■ **GOAL**
Will you write out all the entries below exactly?

━━━━━━━━━━━━━━━━━━━━━━━━━━━━━━

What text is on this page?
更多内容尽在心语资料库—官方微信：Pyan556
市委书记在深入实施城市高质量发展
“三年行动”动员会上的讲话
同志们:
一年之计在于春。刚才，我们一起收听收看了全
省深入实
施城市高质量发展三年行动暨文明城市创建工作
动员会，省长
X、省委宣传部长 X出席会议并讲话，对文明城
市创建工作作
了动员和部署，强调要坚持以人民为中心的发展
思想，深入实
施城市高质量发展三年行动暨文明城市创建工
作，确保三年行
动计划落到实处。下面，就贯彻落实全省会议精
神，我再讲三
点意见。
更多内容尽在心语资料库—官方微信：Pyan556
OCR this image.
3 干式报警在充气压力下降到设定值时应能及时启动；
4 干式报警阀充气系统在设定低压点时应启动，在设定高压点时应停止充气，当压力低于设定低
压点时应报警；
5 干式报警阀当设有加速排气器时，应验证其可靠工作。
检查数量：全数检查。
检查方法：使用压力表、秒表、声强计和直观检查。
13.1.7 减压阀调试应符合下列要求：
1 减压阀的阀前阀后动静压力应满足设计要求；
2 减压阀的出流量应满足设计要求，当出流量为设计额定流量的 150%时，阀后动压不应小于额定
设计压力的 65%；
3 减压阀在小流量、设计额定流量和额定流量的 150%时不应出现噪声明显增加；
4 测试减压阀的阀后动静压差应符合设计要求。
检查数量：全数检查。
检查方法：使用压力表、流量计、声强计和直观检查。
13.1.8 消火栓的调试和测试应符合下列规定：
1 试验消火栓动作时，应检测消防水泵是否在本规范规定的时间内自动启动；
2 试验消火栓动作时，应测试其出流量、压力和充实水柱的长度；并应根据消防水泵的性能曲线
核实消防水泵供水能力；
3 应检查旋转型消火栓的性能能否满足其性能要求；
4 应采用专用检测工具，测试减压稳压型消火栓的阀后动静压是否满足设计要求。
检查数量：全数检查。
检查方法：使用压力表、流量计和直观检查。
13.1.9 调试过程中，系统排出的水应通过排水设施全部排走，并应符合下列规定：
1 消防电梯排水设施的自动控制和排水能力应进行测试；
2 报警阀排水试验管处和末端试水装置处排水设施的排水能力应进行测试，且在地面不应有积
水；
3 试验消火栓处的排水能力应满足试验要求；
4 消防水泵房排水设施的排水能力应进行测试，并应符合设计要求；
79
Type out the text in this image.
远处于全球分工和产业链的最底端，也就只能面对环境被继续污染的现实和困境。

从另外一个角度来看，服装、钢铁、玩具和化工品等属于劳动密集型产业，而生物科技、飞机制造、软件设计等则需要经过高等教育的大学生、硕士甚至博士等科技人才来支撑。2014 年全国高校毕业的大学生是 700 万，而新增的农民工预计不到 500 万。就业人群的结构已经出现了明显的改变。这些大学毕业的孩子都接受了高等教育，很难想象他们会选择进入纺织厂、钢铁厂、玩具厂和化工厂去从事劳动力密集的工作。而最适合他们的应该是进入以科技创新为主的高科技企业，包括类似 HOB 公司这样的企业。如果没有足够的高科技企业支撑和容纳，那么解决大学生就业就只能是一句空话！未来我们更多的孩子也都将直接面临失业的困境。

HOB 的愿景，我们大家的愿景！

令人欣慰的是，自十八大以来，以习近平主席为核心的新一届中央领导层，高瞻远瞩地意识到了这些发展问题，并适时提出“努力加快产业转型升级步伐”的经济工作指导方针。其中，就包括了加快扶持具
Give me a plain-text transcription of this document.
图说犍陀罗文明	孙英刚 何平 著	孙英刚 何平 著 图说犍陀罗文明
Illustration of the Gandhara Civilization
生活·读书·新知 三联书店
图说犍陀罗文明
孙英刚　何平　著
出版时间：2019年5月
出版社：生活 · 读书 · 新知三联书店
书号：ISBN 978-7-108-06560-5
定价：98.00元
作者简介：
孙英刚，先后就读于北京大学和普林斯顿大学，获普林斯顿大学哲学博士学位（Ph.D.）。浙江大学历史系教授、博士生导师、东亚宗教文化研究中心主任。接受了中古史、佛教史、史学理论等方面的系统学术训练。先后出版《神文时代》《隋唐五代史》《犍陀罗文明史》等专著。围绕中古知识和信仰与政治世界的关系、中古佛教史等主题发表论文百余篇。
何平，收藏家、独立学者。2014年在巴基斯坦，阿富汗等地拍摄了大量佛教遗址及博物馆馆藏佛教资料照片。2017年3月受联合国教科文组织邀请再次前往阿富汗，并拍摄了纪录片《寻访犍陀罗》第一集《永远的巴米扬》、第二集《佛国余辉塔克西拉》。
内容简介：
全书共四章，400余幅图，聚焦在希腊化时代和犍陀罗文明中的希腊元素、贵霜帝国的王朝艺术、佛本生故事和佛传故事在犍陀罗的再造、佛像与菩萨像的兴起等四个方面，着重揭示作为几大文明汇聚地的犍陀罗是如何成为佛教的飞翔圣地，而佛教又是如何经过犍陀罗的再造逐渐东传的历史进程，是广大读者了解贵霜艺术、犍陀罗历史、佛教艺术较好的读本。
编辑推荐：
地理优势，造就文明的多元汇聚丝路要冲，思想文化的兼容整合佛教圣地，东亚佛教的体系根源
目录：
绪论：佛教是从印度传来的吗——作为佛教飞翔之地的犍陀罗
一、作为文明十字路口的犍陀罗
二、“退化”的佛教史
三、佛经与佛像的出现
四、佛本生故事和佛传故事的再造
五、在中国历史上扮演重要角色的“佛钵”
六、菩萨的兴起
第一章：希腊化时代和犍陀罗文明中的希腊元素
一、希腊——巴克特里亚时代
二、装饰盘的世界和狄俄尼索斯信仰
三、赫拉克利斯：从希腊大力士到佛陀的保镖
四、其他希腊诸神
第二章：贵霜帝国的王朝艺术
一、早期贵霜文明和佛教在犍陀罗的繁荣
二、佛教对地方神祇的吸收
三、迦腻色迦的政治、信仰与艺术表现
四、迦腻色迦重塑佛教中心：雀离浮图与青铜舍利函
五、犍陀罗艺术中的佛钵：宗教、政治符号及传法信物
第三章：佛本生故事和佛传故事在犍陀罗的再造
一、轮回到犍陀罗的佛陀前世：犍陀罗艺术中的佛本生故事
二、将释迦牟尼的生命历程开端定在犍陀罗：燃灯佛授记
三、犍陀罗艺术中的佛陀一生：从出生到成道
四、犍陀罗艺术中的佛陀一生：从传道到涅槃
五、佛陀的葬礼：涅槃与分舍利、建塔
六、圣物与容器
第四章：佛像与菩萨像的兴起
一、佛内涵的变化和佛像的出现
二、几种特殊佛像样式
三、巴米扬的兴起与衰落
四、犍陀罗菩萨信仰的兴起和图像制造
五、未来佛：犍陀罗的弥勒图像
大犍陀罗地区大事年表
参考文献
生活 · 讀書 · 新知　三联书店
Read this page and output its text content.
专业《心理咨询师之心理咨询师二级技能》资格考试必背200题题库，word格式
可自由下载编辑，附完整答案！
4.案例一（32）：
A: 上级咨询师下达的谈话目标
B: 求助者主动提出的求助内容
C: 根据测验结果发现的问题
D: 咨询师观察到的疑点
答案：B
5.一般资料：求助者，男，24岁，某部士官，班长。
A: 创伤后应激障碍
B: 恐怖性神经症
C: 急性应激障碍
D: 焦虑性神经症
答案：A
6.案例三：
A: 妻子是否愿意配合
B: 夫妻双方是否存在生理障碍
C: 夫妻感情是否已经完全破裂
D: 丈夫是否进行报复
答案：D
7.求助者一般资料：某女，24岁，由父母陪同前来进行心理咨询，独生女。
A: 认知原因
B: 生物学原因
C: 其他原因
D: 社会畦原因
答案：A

━━━━━━━━━━━━━━━━━━━━━━━━━━━━━━

■ **ANSWER TO THE TASK**
What text is on this page?
更多内容尽在心语资料库—官方微信：Pyan556
市委书记在深入实施城市高质量发展
“三年行动”动员会上的讲话
同志们:
一年之计在于春。刚才，我们一起收听收看了全
省深入实
施城市高质量发展三年行动暨文明城市创建工作
动员会，省长
X、省委宣传部长 X出席会议并讲话，对文明城
市创建工作作
了动员和部署，强调要坚持以人民为中心的发展
思想，深入实
施城市高质量发展三年行动暨文明城市创建工
作，确保三年行
动计划落到实处。下面，就贯彻落实全省会议精
神，我再讲三
点意见。
更多内容尽在心语资料库—官方微信：Pyan556
OCR this image.
3 干式报警在充气压力下降到设定值时应能及时启动；
4 干式报警阀充气系统在设定低压点时应启动，在设定高压点时应停止充气，当压力低于设定低
压点时应报警；
5 干式报警阀当设有加速排气器时，应验证其可靠工作。
检查数量：全数检查。
检查方法：使用压力表、秒表、声强计和直观检查。
13.1.7 减压阀调试应符合下列要求：
1 减压阀的阀前阀后动静压力应满足设计要求；
2 减压阀的出流量应满足设计要求，当出流量为设计额定流量的 150%时，阀后动压不应小于额定
设计压力的 65%；
3 减压阀在小流量、设计额定流量和额定流量的 150%时不应出现噪声明显增加；
4 测试减压阀的阀后动静压差应符合设计要求。
检查数量：全数检查。
检查方法：使用压力表、流量计、声强计和直观检查。
13.1.8 消火栓的调试和测试应符合下列规定：
1 试验消火栓动作时，应检测消防水泵是否在本规范规定的时间内自动启动；
2 试验消火栓动作时，应测试其出流量、压力和充实水柱的长度；并应根据消防水泵的性能曲线
核实消防水泵供水能力；
3 应检查旋转型消火栓的性能能否满足其性能要求；
4 应采用专用检测工具，测试减压稳压型消火栓的阀后动静压是否满足设计要求。
检查数量：全数检查。
检查方法：使用压力表、流量计和直观检查。
13.1.9 调试过程中，系统排出的水应通过排水设施全部排走，并应符合下列规定：
1 消防电梯排水设施的自动控制和排水能力应进行测试；
2 报警阀排水试验管处和末端试水装置处排水设施的排水能力应进行测试，且在地面不应有积
水；
3 试验消火栓处的排水能力应满足试验要求；
4 消防水泵房排水设施的排水能力应进行测试，并应符合设计要求；
79
Type out the text in this image.
远处于全球分工和产业链的最底端，也就只能面对环境被继续污染的现实和困境。

从另外一个角度来看，服装、钢铁、玩具和化工品等属于劳动密集型产业，而生物科技、飞机制造、软件设计等则需要经过高等教育的大学生、硕士甚至博士等科技人才来支撑。2014 年全国高校毕业的大学生是 700 万，而新增的农民工预计不到 500 万。就业人群的结构已经出现了明显的改变。这些大学毕业的孩子都接受了高等教育，很难想象他们会选择进入纺织厂、钢铁厂、玩具厂和化工厂去从事劳动力密集的工作。而最适合他们的应该是进入以科技创新为主的高科技企业，包括类似 HOB 公司这样的企业。如果没有足够的高科技企业支撑和容纳，那么解决大学生就业就只能是一句空话！未来我们更多的孩子也都将直接面临失业的困境。

HOB 的愿景，我们大家的愿景！

令人欣慰的是，自十八大以来，以习近平主席为核心的新一届中央领导层，高瞻远瞩地意识到了这些发展问题，并适时提出“努力加快产业转型升级步伐”的经济工作指导方针。其中，就包括了加快扶持具
Give me a plain-text transcription of this document.
图说犍陀罗文明	孙英刚 何平 著	孙英刚 何平 著 图说犍陀罗文明
Illustration of the Gandhara Civilization
生活·读书·新知 三联书店
图说犍陀罗文明
孙英刚　何平　著
出版时间：2019年5月
出版社：生活 · 读书 · 新知三联书店
书号：ISBN 978-7-108-06560-5
定价：98.00元
作者简介：
孙英刚，先后就读于北京大学和普林斯顿大学，获普林斯顿大学哲学博士学位（Ph.D.）。浙江大学历史系教授、博士生导师、东亚宗教文化研究中心主任。接受了中古史、佛教史、史学理论等方面的系统学术训练。先后出版《神文时代》《隋唐五代史》《犍陀罗文明史》等专著。围绕中古知识和信仰与政治世界的关系、中古佛教史等主题发表论文百余篇。
何平，收藏家、独立学者。2014年在巴基斯坦，阿富汗等地拍摄了大量佛教遗址及博物馆馆藏佛教资料照片。2017年3月受联合国教科文组织邀请再次前往阿富汗，并拍摄了纪录片《寻访犍陀罗》第一集《永远的巴米扬》、第二集《佛国余辉塔克西拉》。
内容简介：
全书共四章，400余幅图，聚焦在希腊化时代和犍陀罗文明中的希腊元素、贵霜帝国的王朝艺术、佛本生故事和佛传故事在犍陀罗的再造、佛像与菩萨像的兴起等四个方面，着重揭示作为几大文明汇聚地的犍陀罗是如何成为佛教的飞翔圣地，而佛教又是如何经过犍陀罗的再造逐渐东传的历史进程，是广大读者了解贵霜艺术、犍陀罗历史、佛教艺术较好的读本。
编辑推荐：
地理优势，造就文明的多元汇聚丝路要冲，思想文化的兼容整合佛教圣地，东亚佛教的体系根源
目录：
绪论：佛教是从印度传来的吗——作为佛教飞翔之地的犍陀罗
一、作为文明十字路口的犍陀罗
二、“退化”的佛教史
三、佛经与佛像的出现
四、佛本生故事和佛传故事的再造
五、在中国历史上扮演重要角色的“佛钵”
六、菩萨的兴起
第一章：希腊化时代和犍陀罗文明中的希腊元素
一、希腊——巴克特里亚时代
二、装饰盘的世界和狄俄尼索斯信仰
三、赫拉克利斯：从希腊大力士到佛陀的保镖
四、其他希腊诸神
第二章：贵霜帝国的王朝艺术
一、早期贵霜文明和佛教在犍陀罗的繁荣
二、佛教对地方神祇的吸收
三、迦腻色迦的政治、信仰与艺术表现
四、迦腻色迦重塑佛教中心：雀离浮图与青铜舍利函
五、犍陀罗艺术中的佛钵：宗教、政治符号及传法信物
第三章：佛本生故事和佛传故事在犍陀罗的再造
一、轮回到犍陀罗的佛陀前世：犍陀罗艺术中的佛本生故事
二、将释迦牟尼的生命历程开端定在犍陀罗：燃灯佛授记
三、犍陀罗艺术中的佛陀一生：从出生到成道
四、犍陀罗艺术中的佛陀一生：从传道到涅槃
五、佛陀的葬礼：涅槃与分舍利、建塔
六、圣物与容器
第四章：佛像与菩萨像的兴起
一、佛内涵的变化和佛像的出现
二、几种特殊佛像样式
三、巴米扬的兴起与衰落
四、犍陀罗菩萨信仰的兴起和图像制造
五、未来佛：犍陀罗的弥勒图像
大犍陀罗地区大事年表
参考文献
生活 · 讀書 · 新知　三联书店
Read this page and output its text content.
专业《心理咨询师之心理咨询师二级技能》资格考试必背200题题库，word格式
可自由下载编辑，附完整答案！
4.案例一（32）：
A: 上级咨询师下达的谈话目标
B: 求助者主动提出的求助内容
C: 根据测验结果发现的问题
D: 咨询师观察到的疑点
答案：B
5.一般资料：求助者，男，24岁，某部士官，班长。
A: 创伤后应激障碍
B: 恐怖性神经症
C: 急性应激障碍
D: 焦虑性神经症
答案：A
6.案例三：
A: 妻子是否愿意配合
B: 夫妻双方是否存在生理障碍
C: 夫妻感情是否已经完全破裂
D: 丈夫是否进行报复
答案：D
7.求助者一般资料：某女，24岁，由父母陪同前来进行心理咨询，独生女。
A: 认知原因
B: 生物学原因
C: 其他原因
D: 社会畦原因
答案：A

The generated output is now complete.